Your objective =
Restate all of the entries exactly, dropping any pictures they hold.

-------- Provided entries --------

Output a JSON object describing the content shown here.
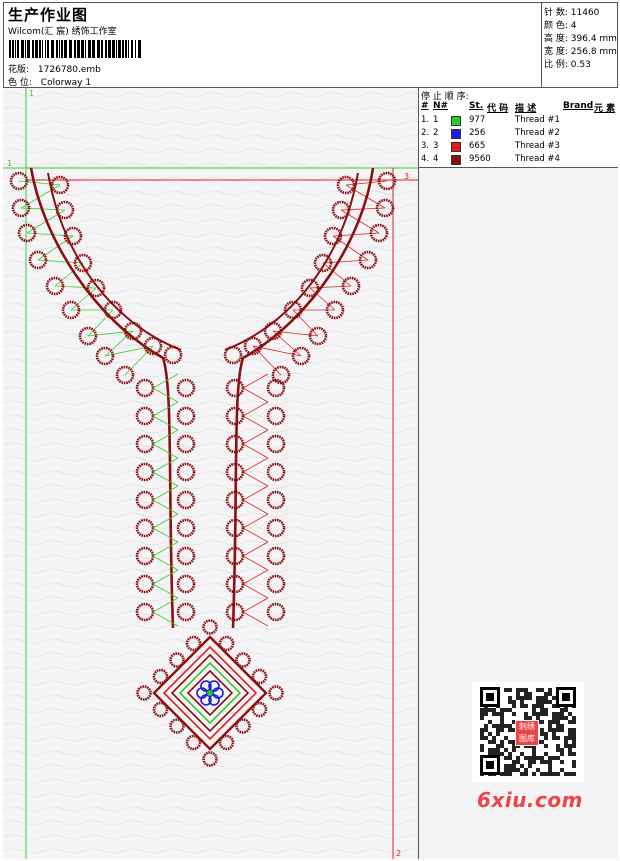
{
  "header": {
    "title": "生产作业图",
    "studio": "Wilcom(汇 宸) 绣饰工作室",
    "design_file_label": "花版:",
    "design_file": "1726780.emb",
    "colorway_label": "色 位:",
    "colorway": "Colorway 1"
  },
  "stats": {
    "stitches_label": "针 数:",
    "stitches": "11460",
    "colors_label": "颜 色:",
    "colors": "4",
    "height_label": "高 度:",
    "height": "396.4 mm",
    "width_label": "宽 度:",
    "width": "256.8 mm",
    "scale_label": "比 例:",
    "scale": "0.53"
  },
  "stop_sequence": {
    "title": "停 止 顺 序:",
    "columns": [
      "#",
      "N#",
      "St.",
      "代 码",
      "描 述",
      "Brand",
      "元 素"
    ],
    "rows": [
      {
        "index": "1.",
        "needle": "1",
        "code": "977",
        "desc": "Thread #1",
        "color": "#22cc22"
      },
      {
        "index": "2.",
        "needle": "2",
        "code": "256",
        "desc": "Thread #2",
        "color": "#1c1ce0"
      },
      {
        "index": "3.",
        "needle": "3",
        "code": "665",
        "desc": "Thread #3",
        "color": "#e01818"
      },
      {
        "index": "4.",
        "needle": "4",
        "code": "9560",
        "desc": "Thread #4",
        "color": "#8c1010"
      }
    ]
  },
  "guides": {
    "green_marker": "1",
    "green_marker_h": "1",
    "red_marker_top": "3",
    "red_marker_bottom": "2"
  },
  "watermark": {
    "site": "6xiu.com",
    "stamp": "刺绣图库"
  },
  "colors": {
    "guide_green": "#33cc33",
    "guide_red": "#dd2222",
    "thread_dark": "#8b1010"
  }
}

--------

The response =
Output a JSON object describing the content shown here.
{
  "header": {
    "title": "生产作业图",
    "studio": "Wilcom(汇 宸) 绣饰工作室",
    "design_file_label": "花版:",
    "design_file": "1726780.emb",
    "colorway_label": "色 位:",
    "colorway": "Colorway 1"
  },
  "stats": {
    "stitches_label": "针 数:",
    "stitches": "11460",
    "colors_label": "颜 色:",
    "colors": "4",
    "height_label": "高 度:",
    "height": "396.4 mm",
    "width_label": "宽 度:",
    "width": "256.8 mm",
    "scale_label": "比 例:",
    "scale": "0.53"
  },
  "stop_sequence": {
    "title": "停 止 顺 序:",
    "columns": [
      "#",
      "N#",
      "St.",
      "代 码",
      "描 述",
      "Brand",
      "元 素"
    ],
    "rows": [
      {
        "index": "1.",
        "needle": "1",
        "code": "977",
        "desc": "Thread #1",
        "color": "#22cc22"
      },
      {
        "index": "2.",
        "needle": "2",
        "code": "256",
        "desc": "Thread #2",
        "color": "#1c1ce0"
      },
      {
        "index": "3.",
        "needle": "3",
        "code": "665",
        "desc": "Thread #3",
        "color": "#e01818"
      },
      {
        "index": "4.",
        "needle": "4",
        "code": "9560",
        "desc": "Thread #4",
        "color": "#8c1010"
      }
    ]
  },
  "guides": {
    "green_marker": "1",
    "green_marker_h": "1",
    "red_marker_top": "3",
    "red_marker_bottom": "2"
  },
  "watermark": {
    "site": "6xiu.com",
    "stamp": "刺绣图库"
  },
  "colors": {
    "guide_green": "#33cc33",
    "guide_red": "#dd2222",
    "thread_dark": "#8b1010"
  }
}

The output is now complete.